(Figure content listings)
## Begin
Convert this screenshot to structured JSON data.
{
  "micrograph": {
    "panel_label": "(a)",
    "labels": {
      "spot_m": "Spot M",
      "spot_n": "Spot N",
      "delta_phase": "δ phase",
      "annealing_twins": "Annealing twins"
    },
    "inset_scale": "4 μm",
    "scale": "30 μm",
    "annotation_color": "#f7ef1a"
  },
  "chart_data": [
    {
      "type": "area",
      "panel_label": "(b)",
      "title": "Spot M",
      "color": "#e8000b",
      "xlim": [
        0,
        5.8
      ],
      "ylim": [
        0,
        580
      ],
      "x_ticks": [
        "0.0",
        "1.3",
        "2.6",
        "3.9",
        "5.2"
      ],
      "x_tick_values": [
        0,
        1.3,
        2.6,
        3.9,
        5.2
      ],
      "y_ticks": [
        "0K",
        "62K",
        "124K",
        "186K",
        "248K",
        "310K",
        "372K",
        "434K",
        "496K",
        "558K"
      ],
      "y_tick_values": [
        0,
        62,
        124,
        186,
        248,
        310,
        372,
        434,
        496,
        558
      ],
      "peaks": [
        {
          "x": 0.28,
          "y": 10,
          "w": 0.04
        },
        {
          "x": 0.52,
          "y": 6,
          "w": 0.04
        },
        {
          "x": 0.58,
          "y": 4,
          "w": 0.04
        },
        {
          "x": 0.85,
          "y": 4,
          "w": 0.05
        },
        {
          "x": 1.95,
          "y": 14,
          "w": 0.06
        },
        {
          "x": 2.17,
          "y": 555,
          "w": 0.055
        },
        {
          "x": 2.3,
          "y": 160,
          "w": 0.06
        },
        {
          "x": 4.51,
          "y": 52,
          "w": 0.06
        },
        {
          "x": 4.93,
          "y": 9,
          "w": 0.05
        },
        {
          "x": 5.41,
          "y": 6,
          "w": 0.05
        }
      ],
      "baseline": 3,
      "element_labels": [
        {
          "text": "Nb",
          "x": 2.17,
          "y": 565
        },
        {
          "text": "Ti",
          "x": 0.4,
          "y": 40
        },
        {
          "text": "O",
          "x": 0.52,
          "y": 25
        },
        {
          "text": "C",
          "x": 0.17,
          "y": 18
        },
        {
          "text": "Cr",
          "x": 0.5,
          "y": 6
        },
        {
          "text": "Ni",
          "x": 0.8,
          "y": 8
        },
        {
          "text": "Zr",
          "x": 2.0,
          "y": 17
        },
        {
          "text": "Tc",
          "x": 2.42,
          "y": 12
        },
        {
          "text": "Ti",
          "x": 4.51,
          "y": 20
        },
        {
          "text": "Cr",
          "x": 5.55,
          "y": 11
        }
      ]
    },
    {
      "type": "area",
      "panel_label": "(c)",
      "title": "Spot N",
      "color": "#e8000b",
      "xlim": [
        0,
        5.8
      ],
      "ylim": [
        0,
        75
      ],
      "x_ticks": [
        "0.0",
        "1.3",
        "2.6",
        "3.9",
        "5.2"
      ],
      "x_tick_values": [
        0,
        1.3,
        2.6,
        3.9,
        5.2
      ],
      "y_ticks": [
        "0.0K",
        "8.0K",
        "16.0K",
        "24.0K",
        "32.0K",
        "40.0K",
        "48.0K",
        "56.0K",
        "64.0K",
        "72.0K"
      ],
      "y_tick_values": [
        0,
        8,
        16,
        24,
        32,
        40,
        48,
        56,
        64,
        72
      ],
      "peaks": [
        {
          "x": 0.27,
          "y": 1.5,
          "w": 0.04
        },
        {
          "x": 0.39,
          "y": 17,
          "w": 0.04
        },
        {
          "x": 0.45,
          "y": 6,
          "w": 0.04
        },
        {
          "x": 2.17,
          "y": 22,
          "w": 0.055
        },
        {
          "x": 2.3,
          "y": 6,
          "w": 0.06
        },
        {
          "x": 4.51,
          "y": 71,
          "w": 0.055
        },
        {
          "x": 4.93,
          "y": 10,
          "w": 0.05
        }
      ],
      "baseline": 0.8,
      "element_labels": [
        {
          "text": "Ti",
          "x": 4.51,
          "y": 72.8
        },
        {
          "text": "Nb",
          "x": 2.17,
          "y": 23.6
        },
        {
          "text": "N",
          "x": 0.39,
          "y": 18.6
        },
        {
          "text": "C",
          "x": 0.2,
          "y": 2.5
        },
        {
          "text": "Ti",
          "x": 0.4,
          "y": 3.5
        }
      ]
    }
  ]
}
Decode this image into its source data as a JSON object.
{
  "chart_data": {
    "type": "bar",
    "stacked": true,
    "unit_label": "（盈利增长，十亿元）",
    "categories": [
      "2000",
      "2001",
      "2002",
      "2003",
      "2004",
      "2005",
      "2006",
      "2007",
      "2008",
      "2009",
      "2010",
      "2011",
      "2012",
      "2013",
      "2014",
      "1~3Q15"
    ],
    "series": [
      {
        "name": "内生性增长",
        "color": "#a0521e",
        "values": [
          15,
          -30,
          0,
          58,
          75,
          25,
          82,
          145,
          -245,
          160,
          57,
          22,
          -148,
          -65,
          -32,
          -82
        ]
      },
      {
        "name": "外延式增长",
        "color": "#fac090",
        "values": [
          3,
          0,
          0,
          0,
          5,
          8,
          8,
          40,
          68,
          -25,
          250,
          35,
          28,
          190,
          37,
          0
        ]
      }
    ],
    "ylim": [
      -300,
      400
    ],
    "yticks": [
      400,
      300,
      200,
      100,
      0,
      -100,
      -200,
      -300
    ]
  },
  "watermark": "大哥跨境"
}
## End
**Written exercise**
Faithfully reproduce all of the records, character for character.

**Solved exercise**
Convert this screenshot to structured JSON data.
{
  "micrograph": {
    "panel_label": "(a)",
    "labels": {
      "spot_m": "Spot M",
      "spot_n": "Spot N",
      "delta_phase": "δ phase",
      "annealing_twins": "Annealing twins"
    },
    "inset_scale": "4 μm",
    "scale": "30 μm",
    "annotation_color": "#f7ef1a"
  },
  "chart_data": [
    {
      "type": "area",
      "panel_label": "(b)",
      "title": "Spot M",
      "color": "#e8000b",
      "xlim": [
        0,
        5.8
      ],
      "ylim": [
        0,
        580
      ],
      "x_ticks": [
        "0.0",
        "1.3",
        "2.6",
        "3.9",
        "5.2"
      ],
      "x_tick_values": [
        0,
        1.3,
        2.6,
        3.9,
        5.2
      ],
      "y_ticks": [
        "0K",
        "62K",
        "124K",
        "186K",
        "248K",
        "310K",
        "372K",
        "434K",
        "496K",
        "558K"
      ],
      "y_tick_values": [
        0,
        62,
        124,
        186,
        248,
        310,
        372,
        434,
        496,
        558
      ],
      "peaks": [
        {
          "x": 0.28,
          "y": 10,
          "w": 0.04
        },
        {
          "x": 0.52,
          "y": 6,
          "w": 0.04
        },
        {
          "x": 0.58,
          "y": 4,
          "w": 0.04
        },
        {
          "x": 0.85,
          "y": 4,
          "w": 0.05
        },
        {
          "x": 1.95,
          "y": 14,
          "w": 0.06
        },
        {
          "x": 2.17,
          "y": 555,
          "w": 0.055
        },
        {
          "x": 2.3,
          "y": 160,
          "w": 0.06
        },
        {
          "x": 4.51,
          "y": 52,
          "w": 0.06
        },
        {
          "x": 4.93,
          "y": 9,
          "w": 0.05
        },
        {
          "x": 5.41,
          "y": 6,
          "w": 0.05
        }
      ],
      "baseline": 3,
      "element_labels": [
        {
          "text": "Nb",
          "x": 2.17,
          "y": 565
        },
        {
          "text": "Ti",
          "x": 0.4,
          "y": 40
        },
        {
          "text": "O",
          "x": 0.52,
          "y": 25
        },
        {
          "text": "C",
          "x": 0.17,
          "y": 18
        },
        {
          "text": "Cr",
          "x": 0.5,
          "y": 6
        },
        {
          "text": "Ni",
          "x": 0.8,
          "y": 8
        },
        {
          "text": "Zr",
          "x": 2.0,
          "y": 17
        },
        {
          "text": "Tc",
          "x": 2.42,
          "y": 12
        },
        {
          "text": "Ti",
          "x": 4.51,
          "y": 20
        },
        {
          "text": "Cr",
          "x": 5.55,
          "y": 11
        }
      ]
    },
    {
      "type": "area",
      "panel_label": "(c)",
      "title": "Spot N",
      "color": "#e8000b",
      "xlim": [
        0,
        5.8
      ],
      "ylim": [
        0,
        75
      ],
      "x_ticks": [
        "0.0",
        "1.3",
        "2.6",
        "3.9",
        "5.2"
      ],
      "x_tick_values": [
        0,
        1.3,
        2.6,
        3.9,
        5.2
      ],
      "y_ticks": [
        "0.0K",
        "8.0K",
        "16.0K",
        "24.0K",
        "32.0K",
        "40.0K",
        "48.0K",
        "56.0K",
        "64.0K",
        "72.0K"
      ],
      "y_tick_values": [
        0,
        8,
        16,
        24,
        32,
        40,
        48,
        56,
        64,
        72
      ],
      "peaks": [
        {
          "x": 0.27,
          "y": 1.5,
          "w": 0.04
        },
        {
          "x": 0.39,
          "y": 17,
          "w": 0.04
        },
        {
          "x": 0.45,
          "y": 6,
          "w": 0.04
        },
        {
          "x": 2.17,
          "y": 22,
          "w": 0.055
        },
        {
          "x": 2.3,
          "y": 6,
          "w": 0.06
        },
        {
          "x": 4.51,
          "y": 71,
          "w": 0.055
        },
        {
          "x": 4.93,
          "y": 10,
          "w": 0.05
        }
      ],
      "baseline": 0.8,
      "element_labels": [
        {
          "text": "Ti",
          "x": 4.51,
          "y": 72.8
        },
        {
          "text": "Nb",
          "x": 2.17,
          "y": 23.6
        },
        {
          "text": "N",
          "x": 0.39,
          "y": 18.6
        },
        {
          "text": "C",
          "x": 0.2,
          "y": 2.5
        },
        {
          "text": "Ti",
          "x": 0.4,
          "y": 3.5
        }
      ]
    }
  ]
}
Decode this image into its source data as a JSON object.
{
  "chart_data": {
    "type": "bar",
    "stacked": true,
    "unit_label": "（盈利增长，十亿元）",
    "categories": [
      "2000",
      "2001",
      "2002",
      "2003",
      "2004",
      "2005",
      "2006",
      "2007",
      "2008",
      "2009",
      "2010",
      "2011",
      "2012",
      "2013",
      "2014",
      "1~3Q15"
    ],
    "series": [
      {
        "name": "内生性增长",
        "color": "#a0521e",
        "values": [
          15,
          -30,
          0,
          58,
          75,
          25,
          82,
          145,
          -245,
          160,
          57,
          22,
          -148,
          -65,
          -32,
          -82
        ]
      },
      {
        "name": "外延式增长",
        "color": "#fac090",
        "values": [
          3,
          0,
          0,
          0,
          5,
          8,
          8,
          40,
          68,
          -25,
          250,
          35,
          28,
          190,
          37,
          0
        ]
      }
    ],
    "ylim": [
      -300,
      400
    ],
    "yticks": [
      400,
      300,
      200,
      100,
      0,
      -100,
      -200,
      -300
    ]
  },
  "watermark": "大哥跨境"
}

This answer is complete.